• Problem: Repeat all of the data precisely.

• Available records:
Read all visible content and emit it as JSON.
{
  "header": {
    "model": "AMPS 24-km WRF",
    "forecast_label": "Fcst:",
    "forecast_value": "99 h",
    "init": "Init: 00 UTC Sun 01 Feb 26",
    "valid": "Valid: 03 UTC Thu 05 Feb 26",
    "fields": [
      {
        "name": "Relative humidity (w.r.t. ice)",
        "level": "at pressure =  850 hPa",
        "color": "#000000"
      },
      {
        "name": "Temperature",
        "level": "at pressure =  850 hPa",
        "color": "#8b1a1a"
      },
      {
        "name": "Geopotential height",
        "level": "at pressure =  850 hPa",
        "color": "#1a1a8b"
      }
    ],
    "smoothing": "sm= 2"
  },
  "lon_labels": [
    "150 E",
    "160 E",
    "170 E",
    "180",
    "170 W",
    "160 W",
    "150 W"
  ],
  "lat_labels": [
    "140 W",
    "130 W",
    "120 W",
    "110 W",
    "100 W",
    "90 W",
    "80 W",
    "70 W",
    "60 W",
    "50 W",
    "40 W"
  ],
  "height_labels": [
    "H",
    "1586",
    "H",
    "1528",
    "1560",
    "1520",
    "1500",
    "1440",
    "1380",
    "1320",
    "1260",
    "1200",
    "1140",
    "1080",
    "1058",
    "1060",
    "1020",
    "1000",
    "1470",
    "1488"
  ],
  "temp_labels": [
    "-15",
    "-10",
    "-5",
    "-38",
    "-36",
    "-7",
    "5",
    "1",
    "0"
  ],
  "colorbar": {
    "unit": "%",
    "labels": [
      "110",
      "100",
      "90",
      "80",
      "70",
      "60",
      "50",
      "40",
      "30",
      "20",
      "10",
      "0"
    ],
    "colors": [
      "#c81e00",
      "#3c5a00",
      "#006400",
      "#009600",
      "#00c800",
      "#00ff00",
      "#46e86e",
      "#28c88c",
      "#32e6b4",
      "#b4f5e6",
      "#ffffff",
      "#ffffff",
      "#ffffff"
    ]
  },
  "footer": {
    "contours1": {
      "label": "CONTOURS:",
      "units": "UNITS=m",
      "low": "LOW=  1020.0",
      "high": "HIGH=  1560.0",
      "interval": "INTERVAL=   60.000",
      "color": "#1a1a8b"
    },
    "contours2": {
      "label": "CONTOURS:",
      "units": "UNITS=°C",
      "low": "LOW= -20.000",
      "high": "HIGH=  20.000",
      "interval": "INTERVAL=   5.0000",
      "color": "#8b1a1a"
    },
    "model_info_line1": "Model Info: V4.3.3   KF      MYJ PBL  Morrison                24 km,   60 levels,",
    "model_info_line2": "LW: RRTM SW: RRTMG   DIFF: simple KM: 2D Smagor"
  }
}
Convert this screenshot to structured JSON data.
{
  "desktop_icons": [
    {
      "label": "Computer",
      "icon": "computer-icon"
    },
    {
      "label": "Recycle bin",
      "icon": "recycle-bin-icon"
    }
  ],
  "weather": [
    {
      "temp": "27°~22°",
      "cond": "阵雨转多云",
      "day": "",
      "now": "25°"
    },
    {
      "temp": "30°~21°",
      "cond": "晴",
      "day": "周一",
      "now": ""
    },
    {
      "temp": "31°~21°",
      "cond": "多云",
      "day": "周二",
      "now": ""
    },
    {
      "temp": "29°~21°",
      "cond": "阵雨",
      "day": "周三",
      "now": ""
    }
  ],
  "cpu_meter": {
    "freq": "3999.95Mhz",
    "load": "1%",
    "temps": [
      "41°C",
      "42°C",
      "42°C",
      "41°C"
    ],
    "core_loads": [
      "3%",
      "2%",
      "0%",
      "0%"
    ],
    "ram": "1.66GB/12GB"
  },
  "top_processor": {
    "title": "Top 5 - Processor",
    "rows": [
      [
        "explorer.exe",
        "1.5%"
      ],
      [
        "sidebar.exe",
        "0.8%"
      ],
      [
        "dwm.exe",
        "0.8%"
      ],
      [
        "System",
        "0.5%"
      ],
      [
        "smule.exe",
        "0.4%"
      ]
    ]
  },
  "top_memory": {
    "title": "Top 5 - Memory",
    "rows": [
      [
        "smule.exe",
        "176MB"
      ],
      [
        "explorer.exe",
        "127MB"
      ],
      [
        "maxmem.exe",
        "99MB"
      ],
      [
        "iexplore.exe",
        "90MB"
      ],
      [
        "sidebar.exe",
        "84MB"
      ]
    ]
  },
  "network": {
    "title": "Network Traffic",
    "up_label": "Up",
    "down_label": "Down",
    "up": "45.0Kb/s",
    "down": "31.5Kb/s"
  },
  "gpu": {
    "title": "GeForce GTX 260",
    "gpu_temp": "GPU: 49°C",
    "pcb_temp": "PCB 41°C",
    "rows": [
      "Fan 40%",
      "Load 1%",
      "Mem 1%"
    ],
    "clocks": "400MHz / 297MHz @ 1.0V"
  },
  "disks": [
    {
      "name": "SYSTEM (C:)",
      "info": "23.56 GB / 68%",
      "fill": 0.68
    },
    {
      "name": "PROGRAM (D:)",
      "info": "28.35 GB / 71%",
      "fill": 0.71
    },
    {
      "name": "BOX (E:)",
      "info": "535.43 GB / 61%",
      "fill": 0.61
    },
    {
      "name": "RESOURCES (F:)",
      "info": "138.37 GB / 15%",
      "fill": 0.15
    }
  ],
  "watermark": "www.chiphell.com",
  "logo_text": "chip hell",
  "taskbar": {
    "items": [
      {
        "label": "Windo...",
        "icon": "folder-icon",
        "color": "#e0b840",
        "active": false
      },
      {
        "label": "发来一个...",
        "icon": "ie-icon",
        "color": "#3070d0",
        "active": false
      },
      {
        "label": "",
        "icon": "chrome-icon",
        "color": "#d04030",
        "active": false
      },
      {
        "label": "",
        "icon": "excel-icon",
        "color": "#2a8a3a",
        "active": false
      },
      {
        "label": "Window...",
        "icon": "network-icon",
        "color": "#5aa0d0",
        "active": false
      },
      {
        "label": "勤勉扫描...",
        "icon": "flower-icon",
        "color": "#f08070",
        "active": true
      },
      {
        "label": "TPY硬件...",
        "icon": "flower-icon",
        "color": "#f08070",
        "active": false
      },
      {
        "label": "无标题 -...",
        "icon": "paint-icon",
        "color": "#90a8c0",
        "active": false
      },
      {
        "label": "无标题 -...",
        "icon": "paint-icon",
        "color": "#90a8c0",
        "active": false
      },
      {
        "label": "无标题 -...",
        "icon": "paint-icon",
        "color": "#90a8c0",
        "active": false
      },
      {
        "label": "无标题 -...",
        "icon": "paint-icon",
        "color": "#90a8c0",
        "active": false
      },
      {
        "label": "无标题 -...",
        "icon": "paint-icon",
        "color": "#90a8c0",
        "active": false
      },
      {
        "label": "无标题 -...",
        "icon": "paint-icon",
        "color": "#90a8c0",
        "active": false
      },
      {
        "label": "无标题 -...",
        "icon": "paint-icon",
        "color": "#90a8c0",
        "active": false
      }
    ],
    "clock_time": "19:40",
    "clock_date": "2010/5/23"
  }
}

• Exercise answer:
Read all visible content and emit it as JSON.
{
  "header": {
    "model": "AMPS 24-km WRF",
    "forecast_label": "Fcst:",
    "forecast_value": "99 h",
    "init": "Init: 00 UTC Sun 01 Feb 26",
    "valid": "Valid: 03 UTC Thu 05 Feb 26",
    "fields": [
      {
        "name": "Relative humidity (w.r.t. ice)",
        "level": "at pressure =  850 hPa",
        "color": "#000000"
      },
      {
        "name": "Temperature",
        "level": "at pressure =  850 hPa",
        "color": "#8b1a1a"
      },
      {
        "name": "Geopotential height",
        "level": "at pressure =  850 hPa",
        "color": "#1a1a8b"
      }
    ],
    "smoothing": "sm= 2"
  },
  "lon_labels": [
    "150 E",
    "160 E",
    "170 E",
    "180",
    "170 W",
    "160 W",
    "150 W"
  ],
  "lat_labels": [
    "140 W",
    "130 W",
    "120 W",
    "110 W",
    "100 W",
    "90 W",
    "80 W",
    "70 W",
    "60 W",
    "50 W",
    "40 W"
  ],
  "height_labels": [
    "H",
    "1586",
    "H",
    "1528",
    "1560",
    "1520",
    "1500",
    "1440",
    "1380",
    "1320",
    "1260",
    "1200",
    "1140",
    "1080",
    "1058",
    "1060",
    "1020",
    "1000",
    "1470",
    "1488"
  ],
  "temp_labels": [
    "-15",
    "-10",
    "-5",
    "-38",
    "-36",
    "-7",
    "5",
    "1",
    "0"
  ],
  "colorbar": {
    "unit": "%",
    "labels": [
      "110",
      "100",
      "90",
      "80",
      "70",
      "60",
      "50",
      "40",
      "30",
      "20",
      "10",
      "0"
    ],
    "colors": [
      "#c81e00",
      "#3c5a00",
      "#006400",
      "#009600",
      "#00c800",
      "#00ff00",
      "#46e86e",
      "#28c88c",
      "#32e6b4",
      "#b4f5e6",
      "#ffffff",
      "#ffffff",
      "#ffffff"
    ]
  },
  "footer": {
    "contours1": {
      "label": "CONTOURS:",
      "units": "UNITS=m",
      "low": "LOW=  1020.0",
      "high": "HIGH=  1560.0",
      "interval": "INTERVAL=   60.000",
      "color": "#1a1a8b"
    },
    "contours2": {
      "label": "CONTOURS:",
      "units": "UNITS=°C",
      "low": "LOW= -20.000",
      "high": "HIGH=  20.000",
      "interval": "INTERVAL=   5.0000",
      "color": "#8b1a1a"
    },
    "model_info_line1": "Model Info: V4.3.3   KF      MYJ PBL  Morrison                24 km,   60 levels,",
    "model_info_line2": "LW: RRTM SW: RRTMG   DIFF: simple KM: 2D Smagor"
  }
}
Convert this screenshot to structured JSON data.
{
  "desktop_icons": [
    {
      "label": "Computer",
      "icon": "computer-icon"
    },
    {
      "label": "Recycle bin",
      "icon": "recycle-bin-icon"
    }
  ],
  "weather": [
    {
      "temp": "27°~22°",
      "cond": "阵雨转多云",
      "day": "",
      "now": "25°"
    },
    {
      "temp": "30°~21°",
      "cond": "晴",
      "day": "周一",
      "now": ""
    },
    {
      "temp": "31°~21°",
      "cond": "多云",
      "day": "周二",
      "now": ""
    },
    {
      "temp": "29°~21°",
      "cond": "阵雨",
      "day": "周三",
      "now": ""
    }
  ],
  "cpu_meter": {
    "freq": "3999.95Mhz",
    "load": "1%",
    "temps": [
      "41°C",
      "42°C",
      "42°C",
      "41°C"
    ],
    "core_loads": [
      "3%",
      "2%",
      "0%",
      "0%"
    ],
    "ram": "1.66GB/12GB"
  },
  "top_processor": {
    "title": "Top 5 - Processor",
    "rows": [
      [
        "explorer.exe",
        "1.5%"
      ],
      [
        "sidebar.exe",
        "0.8%"
      ],
      [
        "dwm.exe",
        "0.8%"
      ],
      [
        "System",
        "0.5%"
      ],
      [
        "smule.exe",
        "0.4%"
      ]
    ]
  },
  "top_memory": {
    "title": "Top 5 - Memory",
    "rows": [
      [
        "smule.exe",
        "176MB"
      ],
      [
        "explorer.exe",
        "127MB"
      ],
      [
        "maxmem.exe",
        "99MB"
      ],
      [
        "iexplore.exe",
        "90MB"
      ],
      [
        "sidebar.exe",
        "84MB"
      ]
    ]
  },
  "network": {
    "title": "Network Traffic",
    "up_label": "Up",
    "down_label": "Down",
    "up": "45.0Kb/s",
    "down": "31.5Kb/s"
  },
  "gpu": {
    "title": "GeForce GTX 260",
    "gpu_temp": "GPU: 49°C",
    "pcb_temp": "PCB 41°C",
    "rows": [
      "Fan 40%",
      "Load 1%",
      "Mem 1%"
    ],
    "clocks": "400MHz / 297MHz @ 1.0V"
  },
  "disks": [
    {
      "name": "SYSTEM (C:)",
      "info": "23.56 GB / 68%",
      "fill": 0.68
    },
    {
      "name": "PROGRAM (D:)",
      "info": "28.35 GB / 71%",
      "fill": 0.71
    },
    {
      "name": "BOX (E:)",
      "info": "535.43 GB / 61%",
      "fill": 0.61
    },
    {
      "name": "RESOURCES (F:)",
      "info": "138.37 GB / 15%",
      "fill": 0.15
    }
  ],
  "watermark": "www.chiphell.com",
  "logo_text": "chip hell",
  "taskbar": {
    "items": [
      {
        "label": "Windo...",
        "icon": "folder-icon",
        "color": "#e0b840",
        "active": false
      },
      {
        "label": "发来一个...",
        "icon": "ie-icon",
        "color": "#3070d0",
        "active": false
      },
      {
        "label": "",
        "icon": "chrome-icon",
        "color": "#d04030",
        "active": false
      },
      {
        "label": "",
        "icon": "excel-icon",
        "color": "#2a8a3a",
        "active": false
      },
      {
        "label": "Window...",
        "icon": "network-icon",
        "color": "#5aa0d0",
        "active": false
      },
      {
        "label": "勤勉扫描...",
        "icon": "flower-icon",
        "color": "#f08070",
        "active": true
      },
      {
        "label": "TPY硬件...",
        "icon": "flower-icon",
        "color": "#f08070",
        "active": false
      },
      {
        "label": "无标题 -...",
        "icon": "paint-icon",
        "color": "#90a8c0",
        "active": false
      },
      {
        "label": "无标题 -...",
        "icon": "paint-icon",
        "color": "#90a8c0",
        "active": false
      },
      {
        "label": "无标题 -...",
        "icon": "paint-icon",
        "color": "#90a8c0",
        "active": false
      },
      {
        "label": "无标题 -...",
        "icon": "paint-icon",
        "color": "#90a8c0",
        "active": false
      },
      {
        "label": "无标题 -...",
        "icon": "paint-icon",
        "color": "#90a8c0",
        "active": false
      },
      {
        "label": "无标题 -...",
        "icon": "paint-icon",
        "color": "#90a8c0",
        "active": false
      },
      {
        "label": "无标题 -...",
        "icon": "paint-icon",
        "color": "#90a8c0",
        "active": false
      }
    ],
    "clock_time": "19:40",
    "clock_date": "2010/5/23"
  }
}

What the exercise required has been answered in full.